» **Your instructions**
Copy each of the entries below faithfully, setting aside any pictures.

» **Task data**
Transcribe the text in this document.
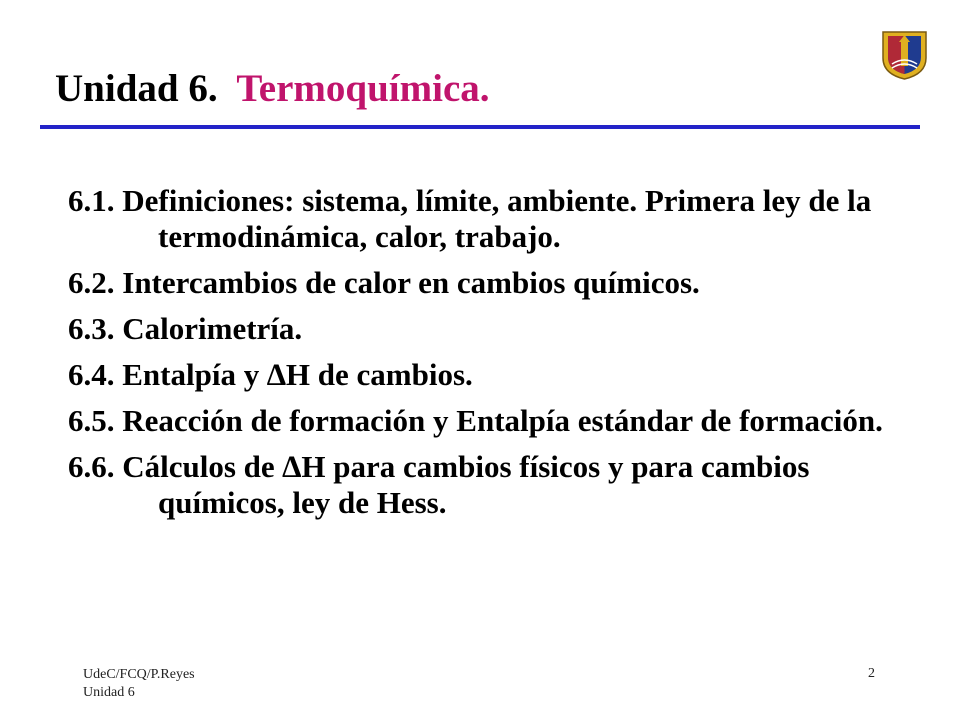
Unidad 6. Termoquímica.
6.1. Definiciones: sistema, límite, ambiente. Primera ley de la termodinámica, calor, trabajo.
6.2. Intercambios de calor en cambios químicos.
6.3. Calorimetría.
6.4. Entalpía y ∆H de cambios.
6.5. Reacción de formación y Entalpía estándar de formación.
6.6. Cálculos de ∆H para cambios físicos y para cambios químicos, ley de Hess.
UdeC/FCQ/P.Reyes
Unidad 6
2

» **Result below**
Transcribe the text in this document.
Unidad 6. Termoquímica.
6.1. Definiciones: sistema, límite, ambiente. Primera ley de la termodinámica, calor, trabajo.
6.2. Intercambios de calor en cambios químicos.
6.3. Calorimetría.
6.4. Entalpía y ∆H de cambios.
6.5. Reacción de formación y Entalpía estándar de formación.
6.6. Cálculos de ∆H para cambios físicos y para cambios químicos, ley de Hess.
UdeC/FCQ/P.Reyes
Unidad 6
2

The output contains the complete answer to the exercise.